### Task brief
The records should be written out in full, with nothing altered.

### Records shown
****

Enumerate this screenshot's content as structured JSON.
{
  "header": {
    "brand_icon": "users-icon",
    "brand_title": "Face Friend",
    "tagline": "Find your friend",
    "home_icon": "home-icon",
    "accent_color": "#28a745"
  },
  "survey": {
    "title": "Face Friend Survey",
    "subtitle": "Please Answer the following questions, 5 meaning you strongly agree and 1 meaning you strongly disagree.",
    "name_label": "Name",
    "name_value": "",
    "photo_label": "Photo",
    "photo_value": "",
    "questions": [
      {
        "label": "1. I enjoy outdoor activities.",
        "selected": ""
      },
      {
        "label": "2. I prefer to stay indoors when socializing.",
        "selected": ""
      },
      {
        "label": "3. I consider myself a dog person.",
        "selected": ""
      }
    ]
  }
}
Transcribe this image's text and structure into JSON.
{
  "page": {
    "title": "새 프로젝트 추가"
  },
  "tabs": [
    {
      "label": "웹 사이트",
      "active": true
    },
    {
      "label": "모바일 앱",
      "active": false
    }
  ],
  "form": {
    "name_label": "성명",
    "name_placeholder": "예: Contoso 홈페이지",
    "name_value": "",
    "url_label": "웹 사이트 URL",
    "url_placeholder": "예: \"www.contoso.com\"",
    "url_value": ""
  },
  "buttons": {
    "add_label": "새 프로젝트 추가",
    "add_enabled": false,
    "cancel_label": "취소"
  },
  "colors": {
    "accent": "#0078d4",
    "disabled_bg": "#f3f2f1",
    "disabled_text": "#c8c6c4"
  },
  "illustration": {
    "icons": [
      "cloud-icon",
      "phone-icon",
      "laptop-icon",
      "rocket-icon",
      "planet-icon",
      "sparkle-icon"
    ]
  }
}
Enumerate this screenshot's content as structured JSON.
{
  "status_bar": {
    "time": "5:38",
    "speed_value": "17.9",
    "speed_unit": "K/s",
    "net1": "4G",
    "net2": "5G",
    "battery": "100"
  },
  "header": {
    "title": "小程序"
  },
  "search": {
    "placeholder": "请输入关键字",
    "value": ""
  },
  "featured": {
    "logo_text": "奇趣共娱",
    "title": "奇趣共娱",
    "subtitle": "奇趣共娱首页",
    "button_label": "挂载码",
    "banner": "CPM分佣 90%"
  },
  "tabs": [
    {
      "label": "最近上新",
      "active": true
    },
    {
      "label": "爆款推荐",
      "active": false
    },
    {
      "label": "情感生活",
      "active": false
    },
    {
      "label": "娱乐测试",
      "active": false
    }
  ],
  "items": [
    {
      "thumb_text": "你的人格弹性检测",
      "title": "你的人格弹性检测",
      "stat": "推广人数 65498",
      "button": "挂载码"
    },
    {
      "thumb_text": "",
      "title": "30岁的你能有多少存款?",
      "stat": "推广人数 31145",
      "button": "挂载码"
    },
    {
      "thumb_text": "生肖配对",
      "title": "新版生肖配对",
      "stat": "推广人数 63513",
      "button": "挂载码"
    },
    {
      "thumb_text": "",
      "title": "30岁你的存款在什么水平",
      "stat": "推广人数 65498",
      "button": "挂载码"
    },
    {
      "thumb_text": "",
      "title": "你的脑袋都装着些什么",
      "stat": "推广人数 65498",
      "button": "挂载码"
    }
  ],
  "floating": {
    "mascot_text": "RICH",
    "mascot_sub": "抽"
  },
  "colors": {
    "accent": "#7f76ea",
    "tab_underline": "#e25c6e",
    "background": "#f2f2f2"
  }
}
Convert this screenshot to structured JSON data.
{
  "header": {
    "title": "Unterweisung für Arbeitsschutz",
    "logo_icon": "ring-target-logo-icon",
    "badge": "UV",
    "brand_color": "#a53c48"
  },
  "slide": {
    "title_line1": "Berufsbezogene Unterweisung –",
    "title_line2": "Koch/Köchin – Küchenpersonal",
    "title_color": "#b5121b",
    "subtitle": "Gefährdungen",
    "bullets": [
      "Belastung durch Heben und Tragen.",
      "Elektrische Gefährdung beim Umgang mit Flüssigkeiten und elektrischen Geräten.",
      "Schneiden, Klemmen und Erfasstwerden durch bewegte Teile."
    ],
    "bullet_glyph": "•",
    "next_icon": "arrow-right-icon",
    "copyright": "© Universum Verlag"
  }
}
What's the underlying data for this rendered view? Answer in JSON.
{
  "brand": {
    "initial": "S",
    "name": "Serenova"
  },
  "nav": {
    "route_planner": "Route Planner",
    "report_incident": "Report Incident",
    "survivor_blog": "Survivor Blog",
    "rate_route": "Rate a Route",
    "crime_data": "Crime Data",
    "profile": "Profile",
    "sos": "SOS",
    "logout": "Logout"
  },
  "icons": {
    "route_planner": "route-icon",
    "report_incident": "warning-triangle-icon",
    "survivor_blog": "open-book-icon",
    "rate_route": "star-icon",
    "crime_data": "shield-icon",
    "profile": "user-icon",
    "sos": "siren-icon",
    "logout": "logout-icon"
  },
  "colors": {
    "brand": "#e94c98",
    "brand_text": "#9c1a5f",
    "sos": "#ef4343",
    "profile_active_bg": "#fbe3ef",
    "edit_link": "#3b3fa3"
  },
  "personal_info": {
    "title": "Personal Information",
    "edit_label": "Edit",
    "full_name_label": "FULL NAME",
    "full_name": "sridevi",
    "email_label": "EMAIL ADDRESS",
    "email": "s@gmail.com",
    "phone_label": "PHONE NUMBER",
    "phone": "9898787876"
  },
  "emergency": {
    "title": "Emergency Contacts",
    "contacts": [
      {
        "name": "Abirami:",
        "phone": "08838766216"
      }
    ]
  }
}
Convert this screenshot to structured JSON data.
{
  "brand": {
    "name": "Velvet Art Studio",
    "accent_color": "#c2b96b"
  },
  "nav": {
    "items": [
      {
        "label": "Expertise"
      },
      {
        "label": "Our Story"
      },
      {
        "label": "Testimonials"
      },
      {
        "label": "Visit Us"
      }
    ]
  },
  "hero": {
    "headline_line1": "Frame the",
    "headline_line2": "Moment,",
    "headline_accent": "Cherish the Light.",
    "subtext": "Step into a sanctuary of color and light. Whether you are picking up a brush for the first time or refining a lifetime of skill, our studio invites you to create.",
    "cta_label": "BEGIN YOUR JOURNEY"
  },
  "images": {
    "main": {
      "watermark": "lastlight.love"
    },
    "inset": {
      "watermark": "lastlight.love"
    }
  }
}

****

### The reply
Enumerate this screenshot's content as structured JSON.
{
  "header": {
    "brand_icon": "users-icon",
    "brand_title": "Face Friend",
    "tagline": "Find your friend",
    "home_icon": "home-icon",
    "accent_color": "#28a745"
  },
  "survey": {
    "title": "Face Friend Survey",
    "subtitle": "Please Answer the following questions, 5 meaning you strongly agree and 1 meaning you strongly disagree.",
    "name_label": "Name",
    "name_value": "",
    "photo_label": "Photo",
    "photo_value": "",
    "questions": [
      {
        "label": "1. I enjoy outdoor activities.",
        "selected": ""
      },
      {
        "label": "2. I prefer to stay indoors when socializing.",
        "selected": ""
      },
      {
        "label": "3. I consider myself a dog person.",
        "selected": ""
      }
    ]
  }
}
Transcribe this image's text and structure into JSON.
{
  "page": {
    "title": "새 프로젝트 추가"
  },
  "tabs": [
    {
      "label": "웹 사이트",
      "active": true
    },
    {
      "label": "모바일 앱",
      "active": false
    }
  ],
  "form": {
    "name_label": "성명",
    "name_placeholder": "예: Contoso 홈페이지",
    "name_value": "",
    "url_label": "웹 사이트 URL",
    "url_placeholder": "예: \"www.contoso.com\"",
    "url_value": ""
  },
  "buttons": {
    "add_label": "새 프로젝트 추가",
    "add_enabled": false,
    "cancel_label": "취소"
  },
  "colors": {
    "accent": "#0078d4",
    "disabled_bg": "#f3f2f1",
    "disabled_text": "#c8c6c4"
  },
  "illustration": {
    "icons": [
      "cloud-icon",
      "phone-icon",
      "laptop-icon",
      "rocket-icon",
      "planet-icon",
      "sparkle-icon"
    ]
  }
}
Enumerate this screenshot's content as structured JSON.
{
  "status_bar": {
    "time": "5:38",
    "speed_value": "17.9",
    "speed_unit": "K/s",
    "net1": "4G",
    "net2": "5G",
    "battery": "100"
  },
  "header": {
    "title": "小程序"
  },
  "search": {
    "placeholder": "请输入关键字",
    "value": ""
  },
  "featured": {
    "logo_text": "奇趣共娱",
    "title": "奇趣共娱",
    "subtitle": "奇趣共娱首页",
    "button_label": "挂载码",
    "banner": "CPM分佣 90%"
  },
  "tabs": [
    {
      "label": "最近上新",
      "active": true
    },
    {
      "label": "爆款推荐",
      "active": false
    },
    {
      "label": "情感生活",
      "active": false
    },
    {
      "label": "娱乐测试",
      "active": false
    }
  ],
  "items": [
    {
      "thumb_text": "你的人格弹性检测",
      "title": "你的人格弹性检测",
      "stat": "推广人数 65498",
      "button": "挂载码"
    },
    {
      "thumb_text": "",
      "title": "30岁的你能有多少存款?",
      "stat": "推广人数 31145",
      "button": "挂载码"
    },
    {
      "thumb_text": "生肖配对",
      "title": "新版生肖配对",
      "stat": "推广人数 63513",
      "button": "挂载码"
    },
    {
      "thumb_text": "",
      "title": "30岁你的存款在什么水平",
      "stat": "推广人数 65498",
      "button": "挂载码"
    },
    {
      "thumb_text": "",
      "title": "你的脑袋都装着些什么",
      "stat": "推广人数 65498",
      "button": "挂载码"
    }
  ],
  "floating": {
    "mascot_text": "RICH",
    "mascot_sub": "抽"
  },
  "colors": {
    "accent": "#7f76ea",
    "tab_underline": "#e25c6e",
    "background": "#f2f2f2"
  }
}
Convert this screenshot to structured JSON data.
{
  "header": {
    "title": "Unterweisung für Arbeitsschutz",
    "logo_icon": "ring-target-logo-icon",
    "badge": "UV",
    "brand_color": "#a53c48"
  },
  "slide": {
    "title_line1": "Berufsbezogene Unterweisung –",
    "title_line2": "Koch/Köchin – Küchenpersonal",
    "title_color": "#b5121b",
    "subtitle": "Gefährdungen",
    "bullets": [
      "Belastung durch Heben und Tragen.",
      "Elektrische Gefährdung beim Umgang mit Flüssigkeiten und elektrischen Geräten.",
      "Schneiden, Klemmen und Erfasstwerden durch bewegte Teile."
    ],
    "bullet_glyph": "•",
    "next_icon": "arrow-right-icon",
    "copyright": "© Universum Verlag"
  }
}
What's the underlying data for this rendered view? Answer in JSON.
{
  "brand": {
    "initial": "S",
    "name": "Serenova"
  },
  "nav": {
    "route_planner": "Route Planner",
    "report_incident": "Report Incident",
    "survivor_blog": "Survivor Blog",
    "rate_route": "Rate a Route",
    "crime_data": "Crime Data",
    "profile": "Profile",
    "sos": "SOS",
    "logout": "Logout"
  },
  "icons": {
    "route_planner": "route-icon",
    "report_incident": "warning-triangle-icon",
    "survivor_blog": "open-book-icon",
    "rate_route": "star-icon",
    "crime_data": "shield-icon",
    "profile": "user-icon",
    "sos": "siren-icon",
    "logout": "logout-icon"
  },
  "colors": {
    "brand": "#e94c98",
    "brand_text": "#9c1a5f",
    "sos": "#ef4343",
    "profile_active_bg": "#fbe3ef",
    "edit_link": "#3b3fa3"
  },
  "personal_info": {
    "title": "Personal Information",
    "edit_label": "Edit",
    "full_name_label": "FULL NAME",
    "full_name": "sridevi",
    "email_label": "EMAIL ADDRESS",
    "email": "s@gmail.com",
    "phone_label": "PHONE NUMBER",
    "phone": "9898787876"
  },
  "emergency": {
    "title": "Emergency Contacts",
    "contacts": [
      {
        "name": "Abirami:",
        "phone": "08838766216"
      }
    ]
  }
}
Convert this screenshot to structured JSON data.
{
  "brand": {
    "name": "Velvet Art Studio",
    "accent_color": "#c2b96b"
  },
  "nav": {
    "items": [
      {
        "label": "Expertise"
      },
      {
        "label": "Our Story"
      },
      {
        "label": "Testimonials"
      },
      {
        "label": "Visit Us"
      }
    ]
  },
  "hero": {
    "headline_line1": "Frame the",
    "headline_line2": "Moment,",
    "headline_accent": "Cherish the Light.",
    "subtext": "Step into a sanctuary of color and light. Whether you are picking up a brush for the first time or refining a lifetime of skill, our studio invites you to create.",
    "cta_label": "BEGIN YOUR JOURNEY"
  },
  "images": {
    "main": {
      "watermark": "lastlight.love"
    },
    "inset": {
      "watermark": "lastlight.love"
    }
  }
}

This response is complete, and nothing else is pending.